-- start Input records --

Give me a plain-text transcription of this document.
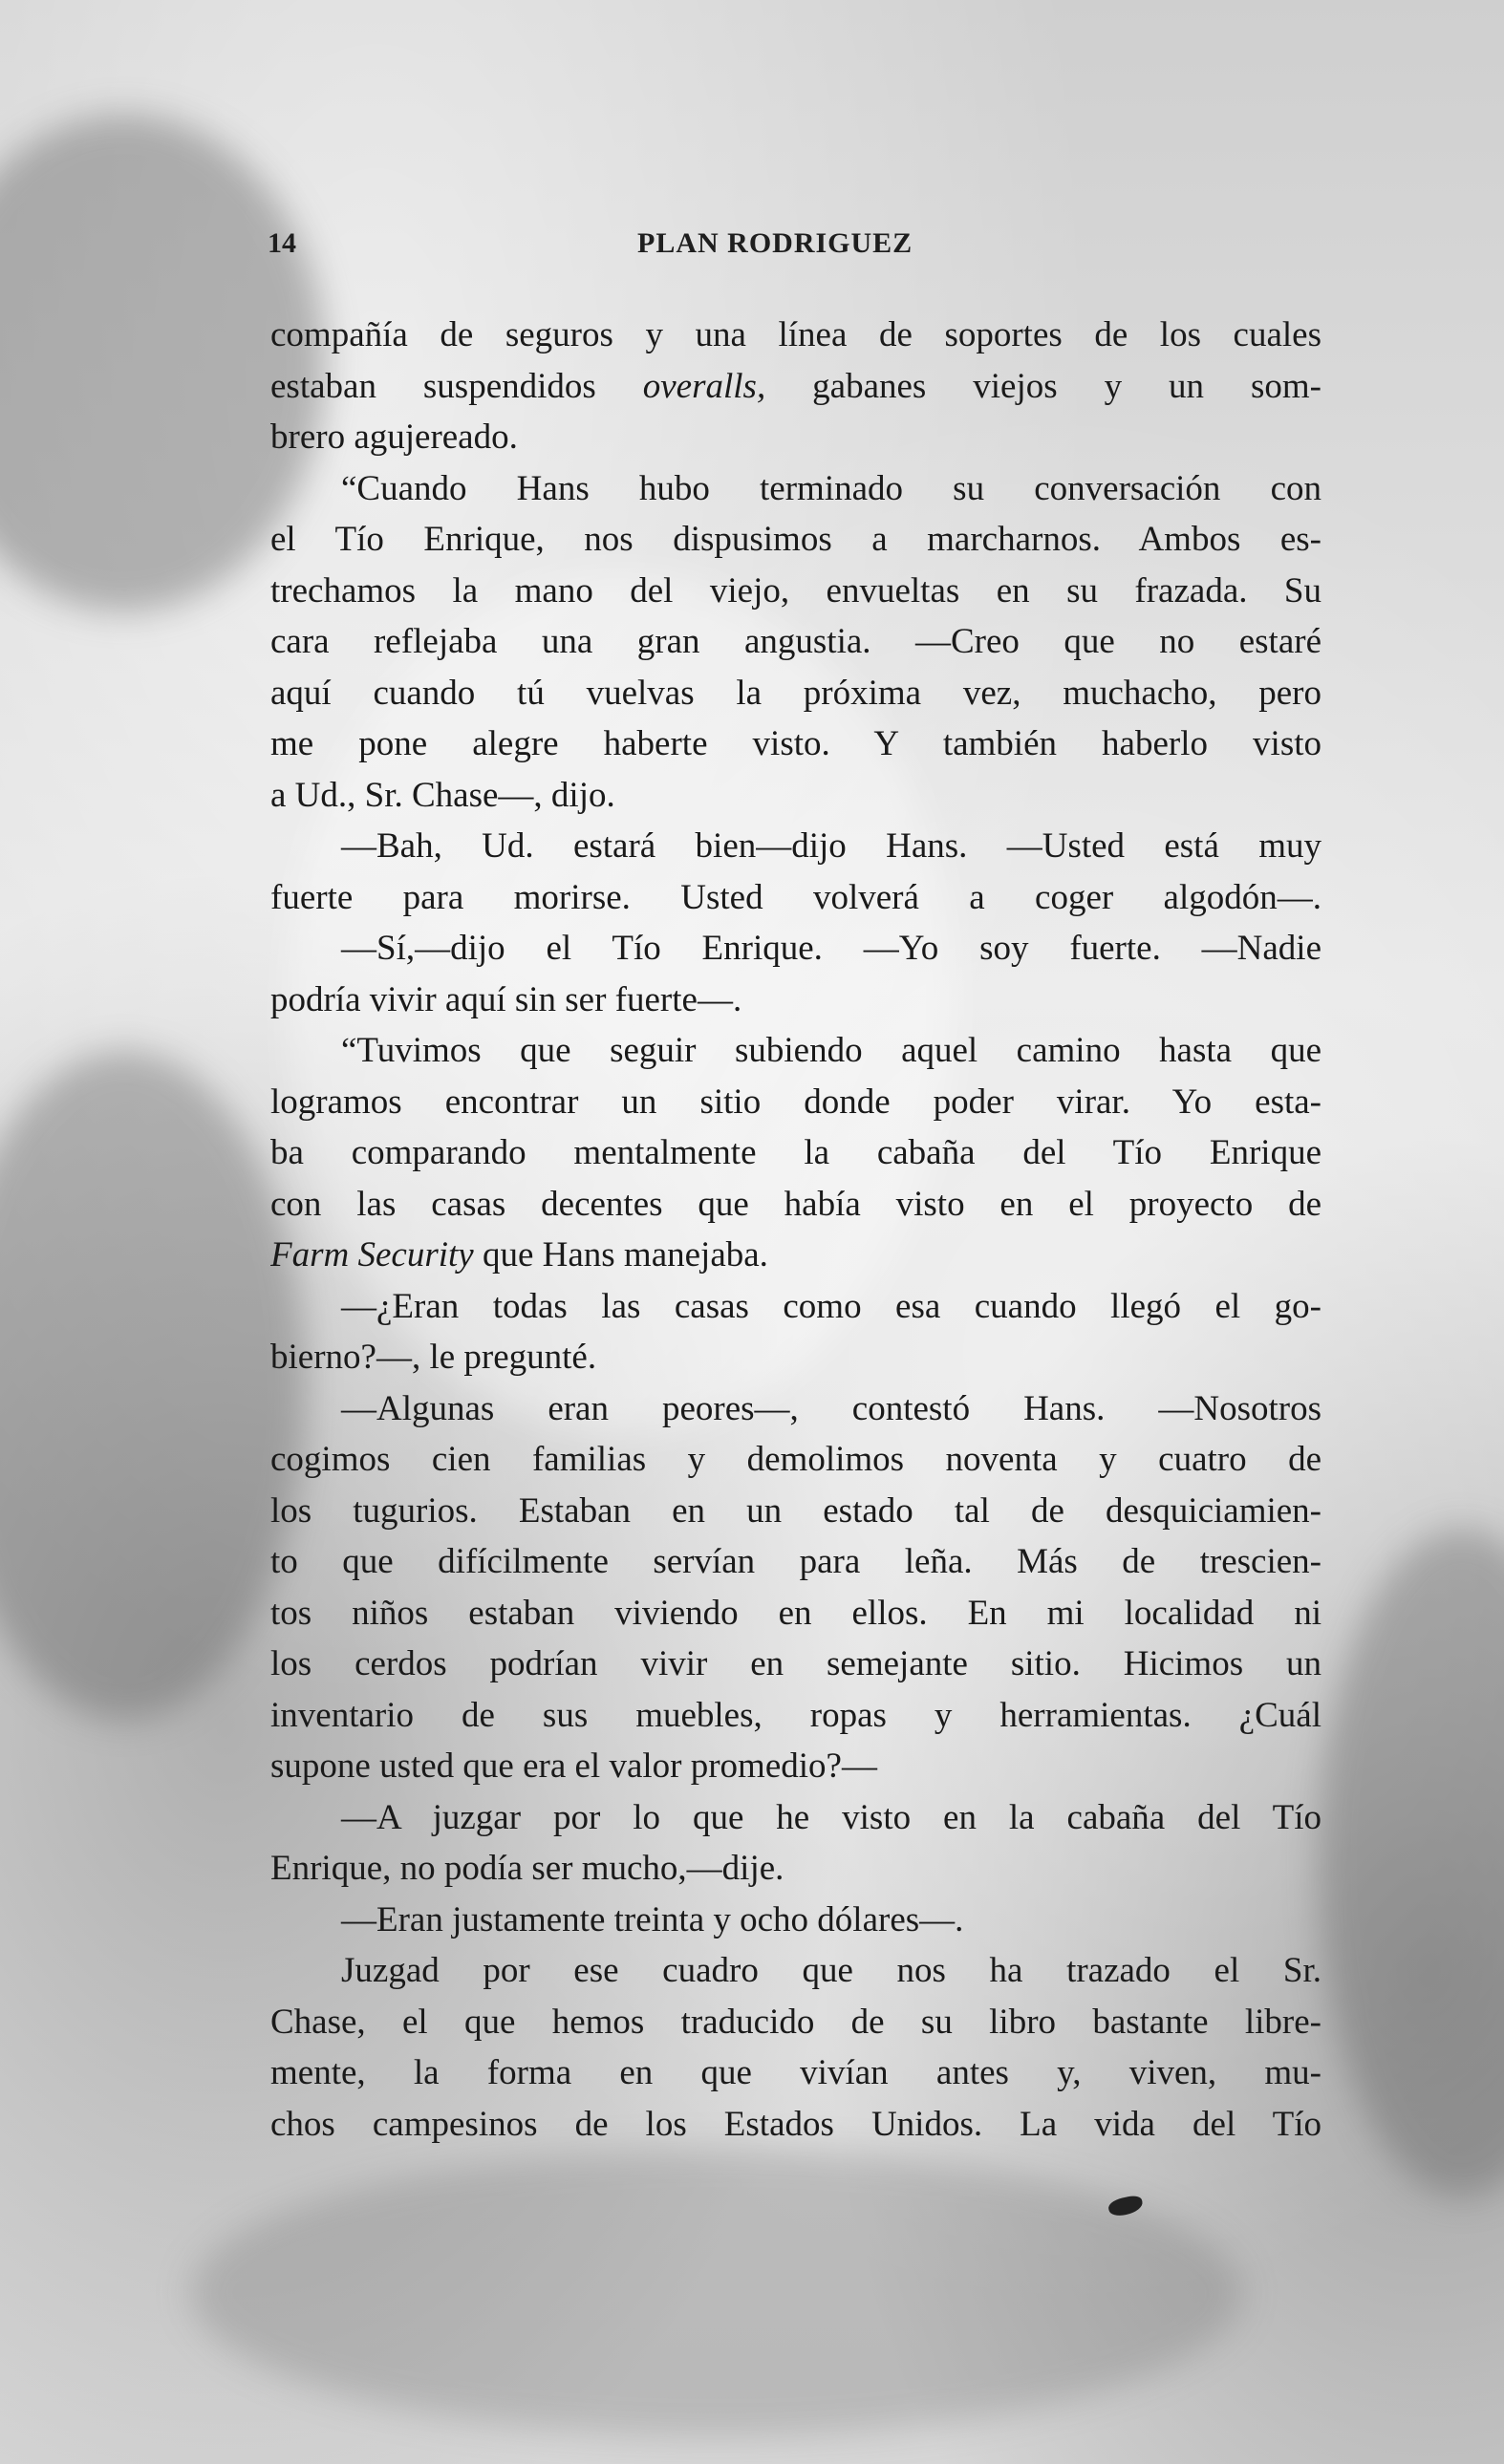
14	PLAN RODRIGUEZ
compañía de seguros y una línea de soportes de los cuales
estaban suspendidos overalls, gabanes viejos y un som-
brero agujereado.
“Cuando Hans hubo terminado su conversación con
el Tío Enrique, nos dispusimos a marcharnos. Ambos es-
trechamos la mano del viejo, envueltas en su frazada. Su
cara reflejaba una gran angustia. —Creo que no estaré
aquí cuando tú vuelvas la próxima vez, muchacho, pero
me pone alegre haberte visto. Y también haberlo visto
a Ud., Sr. Chase—, dijo.
—Bah, Ud. estará bien—dijo Hans. —Usted está muy
fuerte para morirse. Usted volverá a coger algodón—.
—Sí,—dijo el Tío Enrique. —Yo soy fuerte. —Nadie
podría vivir aquí sin ser fuerte—.
“Tuvimos que seguir subiendo aquel camino hasta que
logramos encontrar un sitio donde poder virar. Yo esta-
ba comparando mentalmente la cabaña del Tío Enrique
con las casas decentes que había visto en el proyecto de
Farm Security que Hans manejaba.
—¿Eran todas las casas como esa cuando llegó el go-
bierno?—, le pregunté.
—Algunas eran peores—, contestó Hans. —Nosotros
cogimos cien familias y demolimos noventa y cuatro de
los tugurios. Estaban en un estado tal de desquiciamien-
to que difícilmente servían para leña. Más de trescien-
tos niños estaban viviendo en ellos. En mi localidad ni
los cerdos podrían vivir en semejante sitio. Hicimos un
inventario de sus muebles, ropas y herramientas. ¿Cuál
supone usted que era el valor promedio?—
—A juzgar por lo que he visto en la cabaña del Tío
Enrique, no podía ser mucho,—dije.
—Eran justamente treinta y ocho dólares—.
Juzgad por ese cuadro que nos ha trazado el Sr.
Chase, el que hemos traducido de su libro bastante libre-
mente, la forma en que vivían antes y, viven, mu-
chos campesinos de los Estados Unidos. La vida del Tío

-- end Input records --

▸ **What the task asks**
Restate the records above in full, word for word. Keep pictures out.

▸ **Output for this exercise**
Give me a plain-text transcription of this document.
14	PLAN RODRIGUEZ
compañía de seguros y una línea de soportes de los cuales
estaban suspendidos overalls, gabanes viejos y un som-
brero agujereado.
“Cuando Hans hubo terminado su conversación con
el Tío Enrique, nos dispusimos a marcharnos. Ambos es-
trechamos la mano del viejo, envueltas en su frazada. Su
cara reflejaba una gran angustia. —Creo que no estaré
aquí cuando tú vuelvas la próxima vez, muchacho, pero
me pone alegre haberte visto. Y también haberlo visto
a Ud., Sr. Chase—, dijo.
—Bah, Ud. estará bien—dijo Hans. —Usted está muy
fuerte para morirse. Usted volverá a coger algodón—.
—Sí,—dijo el Tío Enrique. —Yo soy fuerte. —Nadie
podría vivir aquí sin ser fuerte—.
“Tuvimos que seguir subiendo aquel camino hasta que
logramos encontrar un sitio donde poder virar. Yo esta-
ba comparando mentalmente la cabaña del Tío Enrique
con las casas decentes que había visto en el proyecto de
Farm Security que Hans manejaba.
—¿Eran todas las casas como esa cuando llegó el go-
bierno?—, le pregunté.
—Algunas eran peores—, contestó Hans. —Nosotros
cogimos cien familias y demolimos noventa y cuatro de
los tugurios. Estaban en un estado tal de desquiciamien-
to que difícilmente servían para leña. Más de trescien-
tos niños estaban viviendo en ellos. En mi localidad ni
los cerdos podrían vivir en semejante sitio. Hicimos un
inventario de sus muebles, ropas y herramientas. ¿Cuál
supone usted que era el valor promedio?—
—A juzgar por lo que he visto en la cabaña del Tío
Enrique, no podía ser mucho,—dije.
—Eran justamente treinta y ocho dólares—.
Juzgad por ese cuadro que nos ha trazado el Sr.
Chase, el que hemos traducido de su libro bastante libre-
mente, la forma en que vivían antes y, viven, mu-
chos campesinos de los Estados Unidos. La vida del Tío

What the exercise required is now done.